*Stored rows:*
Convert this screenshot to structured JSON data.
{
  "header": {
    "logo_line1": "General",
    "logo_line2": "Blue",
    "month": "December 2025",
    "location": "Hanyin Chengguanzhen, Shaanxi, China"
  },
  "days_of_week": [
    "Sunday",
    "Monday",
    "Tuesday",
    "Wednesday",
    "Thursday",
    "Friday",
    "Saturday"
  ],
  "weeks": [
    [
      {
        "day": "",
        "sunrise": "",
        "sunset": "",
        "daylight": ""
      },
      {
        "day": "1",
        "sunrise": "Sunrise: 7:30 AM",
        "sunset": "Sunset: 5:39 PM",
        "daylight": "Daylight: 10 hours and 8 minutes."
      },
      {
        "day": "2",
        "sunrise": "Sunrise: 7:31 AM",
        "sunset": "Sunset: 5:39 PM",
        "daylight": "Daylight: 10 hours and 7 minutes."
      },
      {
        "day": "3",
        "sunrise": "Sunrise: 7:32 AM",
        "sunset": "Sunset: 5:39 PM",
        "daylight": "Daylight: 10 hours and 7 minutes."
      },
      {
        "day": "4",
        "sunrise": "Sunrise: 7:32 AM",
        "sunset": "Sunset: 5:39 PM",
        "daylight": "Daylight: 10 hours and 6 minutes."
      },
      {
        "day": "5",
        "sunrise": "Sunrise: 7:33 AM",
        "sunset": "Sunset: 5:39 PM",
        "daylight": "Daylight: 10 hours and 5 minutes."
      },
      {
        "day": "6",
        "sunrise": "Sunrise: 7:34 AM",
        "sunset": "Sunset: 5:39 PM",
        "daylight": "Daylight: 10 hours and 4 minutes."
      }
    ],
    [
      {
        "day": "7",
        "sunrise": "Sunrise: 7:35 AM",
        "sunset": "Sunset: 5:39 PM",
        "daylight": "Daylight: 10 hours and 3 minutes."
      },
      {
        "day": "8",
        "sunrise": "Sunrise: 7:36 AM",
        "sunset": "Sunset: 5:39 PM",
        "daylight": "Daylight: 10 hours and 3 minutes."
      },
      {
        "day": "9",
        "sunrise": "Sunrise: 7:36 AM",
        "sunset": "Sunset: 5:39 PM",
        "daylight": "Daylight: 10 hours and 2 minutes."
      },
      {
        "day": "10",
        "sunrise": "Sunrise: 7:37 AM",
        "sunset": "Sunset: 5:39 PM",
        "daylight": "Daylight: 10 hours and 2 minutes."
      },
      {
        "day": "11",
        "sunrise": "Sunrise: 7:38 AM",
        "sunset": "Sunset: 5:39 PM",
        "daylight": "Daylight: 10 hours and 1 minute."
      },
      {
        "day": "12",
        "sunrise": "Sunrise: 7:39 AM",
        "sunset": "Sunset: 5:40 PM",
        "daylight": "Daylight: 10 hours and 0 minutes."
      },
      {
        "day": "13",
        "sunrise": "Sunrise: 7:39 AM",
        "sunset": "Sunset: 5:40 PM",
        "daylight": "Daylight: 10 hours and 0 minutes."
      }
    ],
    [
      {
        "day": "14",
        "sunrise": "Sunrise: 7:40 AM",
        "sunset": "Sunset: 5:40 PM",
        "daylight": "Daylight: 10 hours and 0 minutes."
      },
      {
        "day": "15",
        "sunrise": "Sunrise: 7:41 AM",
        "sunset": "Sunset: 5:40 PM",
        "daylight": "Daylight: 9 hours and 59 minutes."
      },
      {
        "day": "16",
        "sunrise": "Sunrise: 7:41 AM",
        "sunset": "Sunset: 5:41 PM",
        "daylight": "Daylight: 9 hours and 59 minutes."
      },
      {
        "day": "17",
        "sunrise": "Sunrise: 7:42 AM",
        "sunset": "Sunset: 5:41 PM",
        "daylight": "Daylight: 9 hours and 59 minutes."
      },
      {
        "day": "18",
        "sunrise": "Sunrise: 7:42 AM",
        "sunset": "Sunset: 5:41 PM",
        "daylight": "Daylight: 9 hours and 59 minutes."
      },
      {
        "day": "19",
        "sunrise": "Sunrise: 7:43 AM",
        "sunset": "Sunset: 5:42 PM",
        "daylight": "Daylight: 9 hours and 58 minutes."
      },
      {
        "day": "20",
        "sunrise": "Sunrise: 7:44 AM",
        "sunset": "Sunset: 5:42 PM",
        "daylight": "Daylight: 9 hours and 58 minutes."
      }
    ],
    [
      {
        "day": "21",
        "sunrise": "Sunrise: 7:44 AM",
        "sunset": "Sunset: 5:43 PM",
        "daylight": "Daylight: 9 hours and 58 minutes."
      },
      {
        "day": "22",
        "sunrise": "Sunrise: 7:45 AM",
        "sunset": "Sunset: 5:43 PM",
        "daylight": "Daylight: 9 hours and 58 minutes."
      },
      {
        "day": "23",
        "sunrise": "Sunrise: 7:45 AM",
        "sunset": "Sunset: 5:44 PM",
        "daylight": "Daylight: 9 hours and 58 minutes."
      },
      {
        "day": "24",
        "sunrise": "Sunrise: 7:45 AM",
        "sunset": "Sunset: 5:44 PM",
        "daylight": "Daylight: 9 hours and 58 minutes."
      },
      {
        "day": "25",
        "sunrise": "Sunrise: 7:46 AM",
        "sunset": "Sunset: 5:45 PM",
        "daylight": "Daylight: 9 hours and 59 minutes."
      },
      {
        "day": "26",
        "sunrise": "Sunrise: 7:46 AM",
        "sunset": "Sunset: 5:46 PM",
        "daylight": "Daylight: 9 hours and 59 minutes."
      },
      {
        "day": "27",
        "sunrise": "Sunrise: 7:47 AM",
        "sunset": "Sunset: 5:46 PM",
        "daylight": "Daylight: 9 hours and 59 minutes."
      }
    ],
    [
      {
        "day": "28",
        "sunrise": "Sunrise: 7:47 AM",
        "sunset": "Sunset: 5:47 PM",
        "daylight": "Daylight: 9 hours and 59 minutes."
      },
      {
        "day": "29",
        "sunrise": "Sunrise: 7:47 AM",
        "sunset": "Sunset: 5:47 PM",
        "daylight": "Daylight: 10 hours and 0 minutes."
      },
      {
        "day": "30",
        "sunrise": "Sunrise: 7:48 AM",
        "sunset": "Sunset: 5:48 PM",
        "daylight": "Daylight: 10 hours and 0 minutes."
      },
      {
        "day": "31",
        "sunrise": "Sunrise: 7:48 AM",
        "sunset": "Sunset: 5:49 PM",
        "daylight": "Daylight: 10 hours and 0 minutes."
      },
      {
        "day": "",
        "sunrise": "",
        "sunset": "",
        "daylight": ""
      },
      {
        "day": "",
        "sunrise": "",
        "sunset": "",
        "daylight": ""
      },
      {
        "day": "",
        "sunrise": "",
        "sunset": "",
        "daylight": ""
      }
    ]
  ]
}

*Directions:* Retype all the material above precisely, with no line left out.

*Task answer:*
Convert this screenshot to structured JSON data.
{
  "header": {
    "logo_line1": "General",
    "logo_line2": "Blue",
    "month": "December 2025",
    "location": "Hanyin Chengguanzhen, Shaanxi, China"
  },
  "days_of_week": [
    "Sunday",
    "Monday",
    "Tuesday",
    "Wednesday",
    "Thursday",
    "Friday",
    "Saturday"
  ],
  "weeks": [
    [
      {
        "day": "",
        "sunrise": "",
        "sunset": "",
        "daylight": ""
      },
      {
        "day": "1",
        "sunrise": "Sunrise: 7:30 AM",
        "sunset": "Sunset: 5:39 PM",
        "daylight": "Daylight: 10 hours and 8 minutes."
      },
      {
        "day": "2",
        "sunrise": "Sunrise: 7:31 AM",
        "sunset": "Sunset: 5:39 PM",
        "daylight": "Daylight: 10 hours and 7 minutes."
      },
      {
        "day": "3",
        "sunrise": "Sunrise: 7:32 AM",
        "sunset": "Sunset: 5:39 PM",
        "daylight": "Daylight: 10 hours and 7 minutes."
      },
      {
        "day": "4",
        "sunrise": "Sunrise: 7:32 AM",
        "sunset": "Sunset: 5:39 PM",
        "daylight": "Daylight: 10 hours and 6 minutes."
      },
      {
        "day": "5",
        "sunrise": "Sunrise: 7:33 AM",
        "sunset": "Sunset: 5:39 PM",
        "daylight": "Daylight: 10 hours and 5 minutes."
      },
      {
        "day": "6",
        "sunrise": "Sunrise: 7:34 AM",
        "sunset": "Sunset: 5:39 PM",
        "daylight": "Daylight: 10 hours and 4 minutes."
      }
    ],
    [
      {
        "day": "7",
        "sunrise": "Sunrise: 7:35 AM",
        "sunset": "Sunset: 5:39 PM",
        "daylight": "Daylight: 10 hours and 3 minutes."
      },
      {
        "day": "8",
        "sunrise": "Sunrise: 7:36 AM",
        "sunset": "Sunset: 5:39 PM",
        "daylight": "Daylight: 10 hours and 3 minutes."
      },
      {
        "day": "9",
        "sunrise": "Sunrise: 7:36 AM",
        "sunset": "Sunset: 5:39 PM",
        "daylight": "Daylight: 10 hours and 2 minutes."
      },
      {
        "day": "10",
        "sunrise": "Sunrise: 7:37 AM",
        "sunset": "Sunset: 5:39 PM",
        "daylight": "Daylight: 10 hours and 2 minutes."
      },
      {
        "day": "11",
        "sunrise": "Sunrise: 7:38 AM",
        "sunset": "Sunset: 5:39 PM",
        "daylight": "Daylight: 10 hours and 1 minute."
      },
      {
        "day": "12",
        "sunrise": "Sunrise: 7:39 AM",
        "sunset": "Sunset: 5:40 PM",
        "daylight": "Daylight: 10 hours and 0 minutes."
      },
      {
        "day": "13",
        "sunrise": "Sunrise: 7:39 AM",
        "sunset": "Sunset: 5:40 PM",
        "daylight": "Daylight: 10 hours and 0 minutes."
      }
    ],
    [
      {
        "day": "14",
        "sunrise": "Sunrise: 7:40 AM",
        "sunset": "Sunset: 5:40 PM",
        "daylight": "Daylight: 10 hours and 0 minutes."
      },
      {
        "day": "15",
        "sunrise": "Sunrise: 7:41 AM",
        "sunset": "Sunset: 5:40 PM",
        "daylight": "Daylight: 9 hours and 59 minutes."
      },
      {
        "day": "16",
        "sunrise": "Sunrise: 7:41 AM",
        "sunset": "Sunset: 5:41 PM",
        "daylight": "Daylight: 9 hours and 59 minutes."
      },
      {
        "day": "17",
        "sunrise": "Sunrise: 7:42 AM",
        "sunset": "Sunset: 5:41 PM",
        "daylight": "Daylight: 9 hours and 59 minutes."
      },
      {
        "day": "18",
        "sunrise": "Sunrise: 7:42 AM",
        "sunset": "Sunset: 5:41 PM",
        "daylight": "Daylight: 9 hours and 59 minutes."
      },
      {
        "day": "19",
        "sunrise": "Sunrise: 7:43 AM",
        "sunset": "Sunset: 5:42 PM",
        "daylight": "Daylight: 9 hours and 58 minutes."
      },
      {
        "day": "20",
        "sunrise": "Sunrise: 7:44 AM",
        "sunset": "Sunset: 5:42 PM",
        "daylight": "Daylight: 9 hours and 58 minutes."
      }
    ],
    [
      {
        "day": "21",
        "sunrise": "Sunrise: 7:44 AM",
        "sunset": "Sunset: 5:43 PM",
        "daylight": "Daylight: 9 hours and 58 minutes."
      },
      {
        "day": "22",
        "sunrise": "Sunrise: 7:45 AM",
        "sunset": "Sunset: 5:43 PM",
        "daylight": "Daylight: 9 hours and 58 minutes."
      },
      {
        "day": "23",
        "sunrise": "Sunrise: 7:45 AM",
        "sunset": "Sunset: 5:44 PM",
        "daylight": "Daylight: 9 hours and 58 minutes."
      },
      {
        "day": "24",
        "sunrise": "Sunrise: 7:45 AM",
        "sunset": "Sunset: 5:44 PM",
        "daylight": "Daylight: 9 hours and 58 minutes."
      },
      {
        "day": "25",
        "sunrise": "Sunrise: 7:46 AM",
        "sunset": "Sunset: 5:45 PM",
        "daylight": "Daylight: 9 hours and 59 minutes."
      },
      {
        "day": "26",
        "sunrise": "Sunrise: 7:46 AM",
        "sunset": "Sunset: 5:46 PM",
        "daylight": "Daylight: 9 hours and 59 minutes."
      },
      {
        "day": "27",
        "sunrise": "Sunrise: 7:47 AM",
        "sunset": "Sunset: 5:46 PM",
        "daylight": "Daylight: 9 hours and 59 minutes."
      }
    ],
    [
      {
        "day": "28",
        "sunrise": "Sunrise: 7:47 AM",
        "sunset": "Sunset: 5:47 PM",
        "daylight": "Daylight: 9 hours and 59 minutes."
      },
      {
        "day": "29",
        "sunrise": "Sunrise: 7:47 AM",
        "sunset": "Sunset: 5:47 PM",
        "daylight": "Daylight: 10 hours and 0 minutes."
      },
      {
        "day": "30",
        "sunrise": "Sunrise: 7:48 AM",
        "sunset": "Sunset: 5:48 PM",
        "daylight": "Daylight: 10 hours and 0 minutes."
      },
      {
        "day": "31",
        "sunrise": "Sunrise: 7:48 AM",
        "sunset": "Sunset: 5:49 PM",
        "daylight": "Daylight: 10 hours and 0 minutes."
      },
      {
        "day": "",
        "sunrise": "",
        "sunset": "",
        "daylight": ""
      },
      {
        "day": "",
        "sunrise": "",
        "sunset": "",
        "daylight": ""
      },
      {
        "day": "",
        "sunrise": "",
        "sunset": "",
        "daylight": ""
      }
    ]
  ]
}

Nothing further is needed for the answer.